-- WHAT IS NEEDED --
Write out each line of the material again, word for word.

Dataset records
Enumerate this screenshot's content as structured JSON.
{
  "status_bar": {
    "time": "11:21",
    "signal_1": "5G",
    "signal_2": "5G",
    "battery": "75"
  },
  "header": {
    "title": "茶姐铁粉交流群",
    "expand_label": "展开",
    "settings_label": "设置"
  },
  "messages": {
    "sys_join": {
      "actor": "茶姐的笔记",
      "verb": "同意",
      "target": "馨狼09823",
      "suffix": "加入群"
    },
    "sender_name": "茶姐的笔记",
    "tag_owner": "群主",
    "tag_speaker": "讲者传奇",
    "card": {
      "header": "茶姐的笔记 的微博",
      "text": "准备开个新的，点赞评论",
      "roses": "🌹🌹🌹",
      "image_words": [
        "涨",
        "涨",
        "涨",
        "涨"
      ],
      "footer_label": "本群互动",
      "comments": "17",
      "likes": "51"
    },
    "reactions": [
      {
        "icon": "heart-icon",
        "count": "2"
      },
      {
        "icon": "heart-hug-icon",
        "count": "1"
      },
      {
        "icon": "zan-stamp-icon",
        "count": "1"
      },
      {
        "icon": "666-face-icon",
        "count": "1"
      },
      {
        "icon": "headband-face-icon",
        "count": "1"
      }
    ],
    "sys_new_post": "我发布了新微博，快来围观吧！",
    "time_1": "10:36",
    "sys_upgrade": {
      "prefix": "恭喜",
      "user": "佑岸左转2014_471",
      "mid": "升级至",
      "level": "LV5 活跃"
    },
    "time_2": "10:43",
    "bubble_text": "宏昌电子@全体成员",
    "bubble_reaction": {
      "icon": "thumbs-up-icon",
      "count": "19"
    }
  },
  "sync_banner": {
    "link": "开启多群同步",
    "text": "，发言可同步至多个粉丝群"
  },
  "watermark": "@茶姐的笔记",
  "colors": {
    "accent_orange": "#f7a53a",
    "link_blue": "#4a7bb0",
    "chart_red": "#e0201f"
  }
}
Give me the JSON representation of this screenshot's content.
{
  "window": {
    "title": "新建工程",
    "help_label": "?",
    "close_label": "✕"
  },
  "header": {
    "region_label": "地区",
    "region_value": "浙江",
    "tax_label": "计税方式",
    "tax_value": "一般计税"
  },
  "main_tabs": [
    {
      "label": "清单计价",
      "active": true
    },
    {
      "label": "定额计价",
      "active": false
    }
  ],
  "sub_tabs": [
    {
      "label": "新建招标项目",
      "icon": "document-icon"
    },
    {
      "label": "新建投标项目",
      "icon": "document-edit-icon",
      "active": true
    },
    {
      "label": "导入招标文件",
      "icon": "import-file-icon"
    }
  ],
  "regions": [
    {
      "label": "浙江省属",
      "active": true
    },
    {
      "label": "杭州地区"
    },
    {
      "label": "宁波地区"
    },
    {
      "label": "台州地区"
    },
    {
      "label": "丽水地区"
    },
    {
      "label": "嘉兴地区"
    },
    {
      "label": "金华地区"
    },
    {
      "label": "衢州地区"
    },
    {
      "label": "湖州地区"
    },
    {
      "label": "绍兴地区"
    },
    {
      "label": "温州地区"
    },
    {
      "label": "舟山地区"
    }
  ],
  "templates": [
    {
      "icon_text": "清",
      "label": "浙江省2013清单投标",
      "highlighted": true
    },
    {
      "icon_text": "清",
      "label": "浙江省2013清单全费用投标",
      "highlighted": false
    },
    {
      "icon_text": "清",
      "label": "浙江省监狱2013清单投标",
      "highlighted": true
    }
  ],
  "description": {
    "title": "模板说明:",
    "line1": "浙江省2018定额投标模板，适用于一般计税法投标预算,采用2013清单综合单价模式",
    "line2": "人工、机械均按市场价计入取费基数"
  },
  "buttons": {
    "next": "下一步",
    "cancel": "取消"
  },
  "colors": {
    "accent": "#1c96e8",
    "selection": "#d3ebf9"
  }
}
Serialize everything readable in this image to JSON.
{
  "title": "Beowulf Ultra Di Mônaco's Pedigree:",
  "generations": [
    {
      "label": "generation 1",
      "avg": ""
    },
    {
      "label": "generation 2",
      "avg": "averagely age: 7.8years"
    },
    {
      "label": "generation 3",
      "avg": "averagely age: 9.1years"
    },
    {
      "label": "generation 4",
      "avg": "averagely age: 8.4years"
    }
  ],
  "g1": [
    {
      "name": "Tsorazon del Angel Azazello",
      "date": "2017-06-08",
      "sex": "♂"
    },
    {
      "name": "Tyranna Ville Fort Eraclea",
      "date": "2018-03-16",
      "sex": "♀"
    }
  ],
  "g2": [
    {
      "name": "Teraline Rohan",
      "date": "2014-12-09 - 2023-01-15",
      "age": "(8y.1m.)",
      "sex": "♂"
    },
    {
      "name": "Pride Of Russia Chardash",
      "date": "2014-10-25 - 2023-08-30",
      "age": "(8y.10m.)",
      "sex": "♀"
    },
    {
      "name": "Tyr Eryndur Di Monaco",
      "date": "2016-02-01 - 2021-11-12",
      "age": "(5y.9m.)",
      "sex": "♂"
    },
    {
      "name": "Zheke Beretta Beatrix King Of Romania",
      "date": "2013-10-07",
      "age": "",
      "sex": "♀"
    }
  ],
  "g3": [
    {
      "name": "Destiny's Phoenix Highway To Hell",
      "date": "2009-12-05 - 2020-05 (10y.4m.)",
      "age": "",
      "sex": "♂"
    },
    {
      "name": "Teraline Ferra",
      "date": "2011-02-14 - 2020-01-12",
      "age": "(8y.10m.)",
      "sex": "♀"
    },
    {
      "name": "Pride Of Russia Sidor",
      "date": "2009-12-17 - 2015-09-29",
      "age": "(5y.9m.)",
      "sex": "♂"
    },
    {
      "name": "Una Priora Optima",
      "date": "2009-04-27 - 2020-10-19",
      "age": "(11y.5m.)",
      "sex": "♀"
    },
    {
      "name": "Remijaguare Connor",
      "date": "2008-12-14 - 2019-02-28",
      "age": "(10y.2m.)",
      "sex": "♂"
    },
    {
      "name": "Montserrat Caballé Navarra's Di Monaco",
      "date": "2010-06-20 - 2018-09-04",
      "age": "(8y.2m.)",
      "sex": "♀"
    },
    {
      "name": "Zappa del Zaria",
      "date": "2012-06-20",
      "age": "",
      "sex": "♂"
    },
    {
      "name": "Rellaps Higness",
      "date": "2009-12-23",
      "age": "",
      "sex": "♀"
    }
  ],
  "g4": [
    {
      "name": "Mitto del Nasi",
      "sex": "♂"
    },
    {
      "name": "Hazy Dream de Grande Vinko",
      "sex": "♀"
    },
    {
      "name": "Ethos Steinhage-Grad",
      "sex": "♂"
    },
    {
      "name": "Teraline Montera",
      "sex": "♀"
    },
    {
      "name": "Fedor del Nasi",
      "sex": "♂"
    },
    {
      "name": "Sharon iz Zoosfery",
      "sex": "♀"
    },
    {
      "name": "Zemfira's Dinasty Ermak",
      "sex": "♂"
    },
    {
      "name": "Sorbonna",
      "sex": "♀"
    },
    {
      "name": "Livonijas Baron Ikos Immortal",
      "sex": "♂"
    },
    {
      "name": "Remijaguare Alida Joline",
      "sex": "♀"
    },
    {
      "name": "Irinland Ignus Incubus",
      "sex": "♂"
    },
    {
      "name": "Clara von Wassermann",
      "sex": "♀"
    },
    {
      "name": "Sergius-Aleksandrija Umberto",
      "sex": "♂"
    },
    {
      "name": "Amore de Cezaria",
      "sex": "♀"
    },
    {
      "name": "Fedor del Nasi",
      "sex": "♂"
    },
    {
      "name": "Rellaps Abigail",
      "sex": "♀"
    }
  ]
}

-- REPLY TO THE EXERCISE --
Enumerate this screenshot's content as structured JSON.
{
  "status_bar": {
    "time": "11:21",
    "signal_1": "5G",
    "signal_2": "5G",
    "battery": "75"
  },
  "header": {
    "title": "茶姐铁粉交流群",
    "expand_label": "展开",
    "settings_label": "设置"
  },
  "messages": {
    "sys_join": {
      "actor": "茶姐的笔记",
      "verb": "同意",
      "target": "馨狼09823",
      "suffix": "加入群"
    },
    "sender_name": "茶姐的笔记",
    "tag_owner": "群主",
    "tag_speaker": "讲者传奇",
    "card": {
      "header": "茶姐的笔记 的微博",
      "text": "准备开个新的，点赞评论",
      "roses": "🌹🌹🌹",
      "image_words": [
        "涨",
        "涨",
        "涨",
        "涨"
      ],
      "footer_label": "本群互动",
      "comments": "17",
      "likes": "51"
    },
    "reactions": [
      {
        "icon": "heart-icon",
        "count": "2"
      },
      {
        "icon": "heart-hug-icon",
        "count": "1"
      },
      {
        "icon": "zan-stamp-icon",
        "count": "1"
      },
      {
        "icon": "666-face-icon",
        "count": "1"
      },
      {
        "icon": "headband-face-icon",
        "count": "1"
      }
    ],
    "sys_new_post": "我发布了新微博，快来围观吧！",
    "time_1": "10:36",
    "sys_upgrade": {
      "prefix": "恭喜",
      "user": "佑岸左转2014_471",
      "mid": "升级至",
      "level": "LV5 活跃"
    },
    "time_2": "10:43",
    "bubble_text": "宏昌电子@全体成员",
    "bubble_reaction": {
      "icon": "thumbs-up-icon",
      "count": "19"
    }
  },
  "sync_banner": {
    "link": "开启多群同步",
    "text": "，发言可同步至多个粉丝群"
  },
  "watermark": "@茶姐的笔记",
  "colors": {
    "accent_orange": "#f7a53a",
    "link_blue": "#4a7bb0",
    "chart_red": "#e0201f"
  }
}
Give me the JSON representation of this screenshot's content.
{
  "window": {
    "title": "新建工程",
    "help_label": "?",
    "close_label": "✕"
  },
  "header": {
    "region_label": "地区",
    "region_value": "浙江",
    "tax_label": "计税方式",
    "tax_value": "一般计税"
  },
  "main_tabs": [
    {
      "label": "清单计价",
      "active": true
    },
    {
      "label": "定额计价",
      "active": false
    }
  ],
  "sub_tabs": [
    {
      "label": "新建招标项目",
      "icon": "document-icon"
    },
    {
      "label": "新建投标项目",
      "icon": "document-edit-icon",
      "active": true
    },
    {
      "label": "导入招标文件",
      "icon": "import-file-icon"
    }
  ],
  "regions": [
    {
      "label": "浙江省属",
      "active": true
    },
    {
      "label": "杭州地区"
    },
    {
      "label": "宁波地区"
    },
    {
      "label": "台州地区"
    },
    {
      "label": "丽水地区"
    },
    {
      "label": "嘉兴地区"
    },
    {
      "label": "金华地区"
    },
    {
      "label": "衢州地区"
    },
    {
      "label": "湖州地区"
    },
    {
      "label": "绍兴地区"
    },
    {
      "label": "温州地区"
    },
    {
      "label": "舟山地区"
    }
  ],
  "templates": [
    {
      "icon_text": "清",
      "label": "浙江省2013清单投标",
      "highlighted": true
    },
    {
      "icon_text": "清",
      "label": "浙江省2013清单全费用投标",
      "highlighted": false
    },
    {
      "icon_text": "清",
      "label": "浙江省监狱2013清单投标",
      "highlighted": true
    }
  ],
  "description": {
    "title": "模板说明:",
    "line1": "浙江省2018定额投标模板，适用于一般计税法投标预算,采用2013清单综合单价模式",
    "line2": "人工、机械均按市场价计入取费基数"
  },
  "buttons": {
    "next": "下一步",
    "cancel": "取消"
  },
  "colors": {
    "accent": "#1c96e8",
    "selection": "#d3ebf9"
  }
}
Serialize everything readable in this image to JSON.
{
  "title": "Beowulf Ultra Di Mônaco's Pedigree:",
  "generations": [
    {
      "label": "generation 1",
      "avg": ""
    },
    {
      "label": "generation 2",
      "avg": "averagely age: 7.8years"
    },
    {
      "label": "generation 3",
      "avg": "averagely age: 9.1years"
    },
    {
      "label": "generation 4",
      "avg": "averagely age: 8.4years"
    }
  ],
  "g1": [
    {
      "name": "Tsorazon del Angel Azazello",
      "date": "2017-06-08",
      "sex": "♂"
    },
    {
      "name": "Tyranna Ville Fort Eraclea",
      "date": "2018-03-16",
      "sex": "♀"
    }
  ],
  "g2": [
    {
      "name": "Teraline Rohan",
      "date": "2014-12-09 - 2023-01-15",
      "age": "(8y.1m.)",
      "sex": "♂"
    },
    {
      "name": "Pride Of Russia Chardash",
      "date": "2014-10-25 - 2023-08-30",
      "age": "(8y.10m.)",
      "sex": "♀"
    },
    {
      "name": "Tyr Eryndur Di Monaco",
      "date": "2016-02-01 - 2021-11-12",
      "age": "(5y.9m.)",
      "sex": "♂"
    },
    {
      "name": "Zheke Beretta Beatrix King Of Romania",
      "date": "2013-10-07",
      "age": "",
      "sex": "♀"
    }
  ],
  "g3": [
    {
      "name": "Destiny's Phoenix Highway To Hell",
      "date": "2009-12-05 - 2020-05 (10y.4m.)",
      "age": "",
      "sex": "♂"
    },
    {
      "name": "Teraline Ferra",
      "date": "2011-02-14 - 2020-01-12",
      "age": "(8y.10m.)",
      "sex": "♀"
    },
    {
      "name": "Pride Of Russia Sidor",
      "date": "2009-12-17 - 2015-09-29",
      "age": "(5y.9m.)",
      "sex": "♂"
    },
    {
      "name": "Una Priora Optima",
      "date": "2009-04-27 - 2020-10-19",
      "age": "(11y.5m.)",
      "sex": "♀"
    },
    {
      "name": "Remijaguare Connor",
      "date": "2008-12-14 - 2019-02-28",
      "age": "(10y.2m.)",
      "sex": "♂"
    },
    {
      "name": "Montserrat Caballé Navarra's Di Monaco",
      "date": "2010-06-20 - 2018-09-04",
      "age": "(8y.2m.)",
      "sex": "♀"
    },
    {
      "name": "Zappa del Zaria",
      "date": "2012-06-20",
      "age": "",
      "sex": "♂"
    },
    {
      "name": "Rellaps Higness",
      "date": "2009-12-23",
      "age": "",
      "sex": "♀"
    }
  ],
  "g4": [
    {
      "name": "Mitto del Nasi",
      "sex": "♂"
    },
    {
      "name": "Hazy Dream de Grande Vinko",
      "sex": "♀"
    },
    {
      "name": "Ethos Steinhage-Grad",
      "sex": "♂"
    },
    {
      "name": "Teraline Montera",
      "sex": "♀"
    },
    {
      "name": "Fedor del Nasi",
      "sex": "♂"
    },
    {
      "name": "Sharon iz Zoosfery",
      "sex": "♀"
    },
    {
      "name": "Zemfira's Dinasty Ermak",
      "sex": "♂"
    },
    {
      "name": "Sorbonna",
      "sex": "♀"
    },
    {
      "name": "Livonijas Baron Ikos Immortal",
      "sex": "♂"
    },
    {
      "name": "Remijaguare Alida Joline",
      "sex": "♀"
    },
    {
      "name": "Irinland Ignus Incubus",
      "sex": "♂"
    },
    {
      "name": "Clara von Wassermann",
      "sex": "♀"
    },
    {
      "name": "Sergius-Aleksandrija Umberto",
      "sex": "♂"
    },
    {
      "name": "Amore de Cezaria",
      "sex": "♀"
    },
    {
      "name": "Fedor del Nasi",
      "sex": "♂"
    },
    {
      "name": "Rellaps Abigail",
      "sex": "♀"
    }
  ]
}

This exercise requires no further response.